__抜粋本文__
380km→200km? 何故か最大射程が大幅に短くなった北朝鮮の超大型ロケット弾の謎
3月10日、北朝鮮は前日3月9日に「金正恩同志が朝鮮人民軍前線長距離砲区分隊の火力打撃訓練を再び指導した」と公式発表しました。これは3月2日の視察に続いて再び3月9日に金正恩が軍事演習の視察を行ったことを意味します。
同時に公表された写真には600mm超大型ロケットおよび複数の240mm多連装ロケットや170mm自走カノン砲の車両が写っていました。
過去の飛行データと食い違う謎
3月9日に北朝鮮が発射した飛翔体は水平距離200km・最大高度50kmの通常軌道で飛行したと韓国軍は観測しています。これは過去の飛行データから300mmロケット「KN-09」と完全に一致していました。しかし北朝鮮が3月10日に発表した写真にはKN-09は写っておらず、600mm超大型ロケット「KN-25」が写っていたのです。同時に発表されている240mmロケット弾や170mmカノン砲では200kmも飛べません。しかし2019年にKN-25が通常軌道で発射された際の飛行データでは水平距離380km・最大高度100kmの筈でした。
- 「KN-09」8連装300mmロケット 水平距離200km・最大高度50km
- 「KN-25」4連装600mmロケット 水平距離380km・最大高度100km
通常軌道とは最小エネルギー軌道とも呼ばれますが、最もよく飛べる最大射程の弾道を言います。その通常軌道で400km近く飛べるはずのKN-25が約半分の200kmしか飛んでいないのは非常に不可解です。飛行性能が半減したというのは尋常ではありません。
大重量弾頭を採用し射程が短くなった?

__表示された行__
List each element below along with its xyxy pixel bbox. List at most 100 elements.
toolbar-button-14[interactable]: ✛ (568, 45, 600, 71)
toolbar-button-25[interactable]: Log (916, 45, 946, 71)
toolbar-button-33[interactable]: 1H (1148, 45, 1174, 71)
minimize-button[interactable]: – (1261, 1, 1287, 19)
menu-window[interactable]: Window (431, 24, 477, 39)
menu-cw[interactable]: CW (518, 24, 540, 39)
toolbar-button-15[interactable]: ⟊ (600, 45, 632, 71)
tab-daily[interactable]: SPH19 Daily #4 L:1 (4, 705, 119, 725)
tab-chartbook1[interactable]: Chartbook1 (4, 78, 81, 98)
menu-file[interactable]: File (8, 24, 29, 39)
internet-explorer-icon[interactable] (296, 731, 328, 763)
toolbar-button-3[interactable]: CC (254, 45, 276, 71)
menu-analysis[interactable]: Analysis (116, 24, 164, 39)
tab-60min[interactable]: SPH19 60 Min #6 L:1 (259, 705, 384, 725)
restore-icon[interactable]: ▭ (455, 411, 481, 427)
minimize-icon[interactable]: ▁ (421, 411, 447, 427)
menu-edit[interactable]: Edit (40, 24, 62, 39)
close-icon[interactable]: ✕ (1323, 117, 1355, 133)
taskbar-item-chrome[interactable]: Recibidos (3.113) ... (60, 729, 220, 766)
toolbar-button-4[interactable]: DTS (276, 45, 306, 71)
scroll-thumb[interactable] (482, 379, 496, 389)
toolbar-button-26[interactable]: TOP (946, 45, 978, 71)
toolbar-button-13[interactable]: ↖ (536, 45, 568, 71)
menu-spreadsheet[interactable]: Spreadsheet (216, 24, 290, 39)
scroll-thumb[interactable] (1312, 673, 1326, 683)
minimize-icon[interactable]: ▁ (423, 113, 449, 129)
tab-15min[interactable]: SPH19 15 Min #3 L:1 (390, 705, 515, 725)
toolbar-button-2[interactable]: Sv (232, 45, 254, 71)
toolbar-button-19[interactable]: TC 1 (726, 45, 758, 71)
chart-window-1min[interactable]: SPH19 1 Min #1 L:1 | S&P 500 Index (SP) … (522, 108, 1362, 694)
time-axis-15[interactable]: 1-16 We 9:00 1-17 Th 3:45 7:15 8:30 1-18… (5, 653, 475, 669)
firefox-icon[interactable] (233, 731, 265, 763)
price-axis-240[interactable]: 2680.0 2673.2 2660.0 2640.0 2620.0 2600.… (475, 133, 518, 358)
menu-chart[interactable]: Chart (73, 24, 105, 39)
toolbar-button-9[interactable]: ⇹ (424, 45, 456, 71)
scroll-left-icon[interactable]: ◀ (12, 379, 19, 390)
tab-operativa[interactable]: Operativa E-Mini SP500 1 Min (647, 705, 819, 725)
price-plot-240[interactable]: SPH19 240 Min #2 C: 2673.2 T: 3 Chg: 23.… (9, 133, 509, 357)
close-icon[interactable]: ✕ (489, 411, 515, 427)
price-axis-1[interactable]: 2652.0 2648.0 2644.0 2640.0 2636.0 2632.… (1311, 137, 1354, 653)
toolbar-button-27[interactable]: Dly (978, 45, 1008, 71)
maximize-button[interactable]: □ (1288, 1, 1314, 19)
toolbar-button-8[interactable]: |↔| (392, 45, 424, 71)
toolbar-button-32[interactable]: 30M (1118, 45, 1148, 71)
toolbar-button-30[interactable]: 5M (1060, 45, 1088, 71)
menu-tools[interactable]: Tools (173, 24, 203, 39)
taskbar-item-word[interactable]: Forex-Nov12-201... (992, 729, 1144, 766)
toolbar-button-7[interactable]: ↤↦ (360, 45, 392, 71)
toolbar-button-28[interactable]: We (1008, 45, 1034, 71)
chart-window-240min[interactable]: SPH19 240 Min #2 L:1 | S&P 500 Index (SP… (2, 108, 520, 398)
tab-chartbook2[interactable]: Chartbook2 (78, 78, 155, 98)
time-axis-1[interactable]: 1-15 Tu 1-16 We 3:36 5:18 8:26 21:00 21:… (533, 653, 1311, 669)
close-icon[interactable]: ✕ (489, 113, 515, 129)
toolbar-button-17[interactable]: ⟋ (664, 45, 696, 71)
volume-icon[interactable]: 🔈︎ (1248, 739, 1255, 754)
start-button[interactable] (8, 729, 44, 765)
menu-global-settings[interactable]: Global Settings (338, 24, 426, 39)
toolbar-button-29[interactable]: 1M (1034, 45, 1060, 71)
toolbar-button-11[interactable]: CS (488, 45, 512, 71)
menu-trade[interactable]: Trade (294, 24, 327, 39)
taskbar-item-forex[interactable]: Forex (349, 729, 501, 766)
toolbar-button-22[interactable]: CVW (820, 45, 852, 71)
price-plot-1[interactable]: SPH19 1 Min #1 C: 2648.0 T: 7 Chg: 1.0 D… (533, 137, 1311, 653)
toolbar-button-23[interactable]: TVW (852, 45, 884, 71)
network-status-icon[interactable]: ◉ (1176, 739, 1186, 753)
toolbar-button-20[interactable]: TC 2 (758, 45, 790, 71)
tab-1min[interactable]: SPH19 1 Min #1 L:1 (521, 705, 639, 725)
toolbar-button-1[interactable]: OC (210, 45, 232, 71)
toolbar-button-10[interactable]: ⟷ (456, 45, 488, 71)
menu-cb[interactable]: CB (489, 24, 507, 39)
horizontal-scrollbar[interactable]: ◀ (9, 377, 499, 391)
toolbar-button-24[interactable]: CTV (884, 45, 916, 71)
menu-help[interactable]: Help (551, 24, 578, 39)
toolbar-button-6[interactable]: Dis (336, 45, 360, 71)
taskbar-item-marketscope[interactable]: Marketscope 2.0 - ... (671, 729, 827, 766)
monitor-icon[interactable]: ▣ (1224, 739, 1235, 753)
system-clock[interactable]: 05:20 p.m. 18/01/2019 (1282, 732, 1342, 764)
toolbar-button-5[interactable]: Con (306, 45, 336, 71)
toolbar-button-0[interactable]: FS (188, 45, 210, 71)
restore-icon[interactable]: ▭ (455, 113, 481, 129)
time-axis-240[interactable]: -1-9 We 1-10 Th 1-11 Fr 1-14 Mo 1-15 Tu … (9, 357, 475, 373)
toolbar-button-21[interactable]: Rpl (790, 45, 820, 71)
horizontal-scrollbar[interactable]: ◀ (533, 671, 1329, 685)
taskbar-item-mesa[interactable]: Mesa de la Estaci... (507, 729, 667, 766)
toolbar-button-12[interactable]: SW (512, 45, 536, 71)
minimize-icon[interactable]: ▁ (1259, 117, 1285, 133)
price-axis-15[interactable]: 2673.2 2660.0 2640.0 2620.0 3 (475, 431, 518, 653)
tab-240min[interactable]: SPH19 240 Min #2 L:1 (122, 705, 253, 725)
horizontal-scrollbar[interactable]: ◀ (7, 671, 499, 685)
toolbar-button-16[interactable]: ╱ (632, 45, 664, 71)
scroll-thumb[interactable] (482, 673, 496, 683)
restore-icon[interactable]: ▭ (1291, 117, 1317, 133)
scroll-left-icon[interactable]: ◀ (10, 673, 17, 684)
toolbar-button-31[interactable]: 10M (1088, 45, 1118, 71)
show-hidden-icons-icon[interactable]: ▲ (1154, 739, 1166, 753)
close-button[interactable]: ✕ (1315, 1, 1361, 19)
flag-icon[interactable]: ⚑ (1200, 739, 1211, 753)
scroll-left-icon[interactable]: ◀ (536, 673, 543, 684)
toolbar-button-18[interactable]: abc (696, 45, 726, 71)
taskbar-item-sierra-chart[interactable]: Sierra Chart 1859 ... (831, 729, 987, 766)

__作業指示 A__
北朝鮮の超大型ロケット弾に関する記事で、3月9日に発射された飛翔体について韓国軍が観測した最大高度はいくらか。
__作業指示 B__
北朝鮮の超大型ロケット弾に関する記事で、3月10日に公表された写真に写っていたとされる兵器をすべて挙げよ。
__作業指示 C__
北朝鮮の超大型ロケット弾に関する記事を、最後の見出し「大重量弾頭を採用し射程が短くなった?」の後から書き継げ。

__解答 A__
50km。

__解答 B__
- 600mm超大型ロケット
- 240mm多連装ロケット
- 170mm自走カノン砲

__解答 C__
可能性として考えられるのは「改良型で重い弾頭を搭載した代わりに射程が短くなった」というものです。しかし射程が半減するほど弾頭重量を増やす改修は普通は考えられません。仮に射程を大幅に犠牲にしてまで必要とされる大重量弾頭があるとしたら地下貫通弾(バンカーバスター)または小型化できていない核弾頭が思い付きますが、どちらも積みたければより大きな弾道ミサイルに搭載すべきであり、ロケット弾に搭載する必要性は低いように思えます。KN-25は並みの短距離弾道ミサイルより大きいという世界に類を見ない規格外の存在ですが、それでも中距離弾道ミサイルよりは小さいのです。
3月2日と3月9日の発射でも飛行性能が食い違う
2020年3月2日と3月9日に発射された飛翔体については、北朝鮮は翌日に言葉では説明せずKN-25の写真を提示しました。しかし韓国軍が観測した飛行データではこの二つですら食い違いがあります。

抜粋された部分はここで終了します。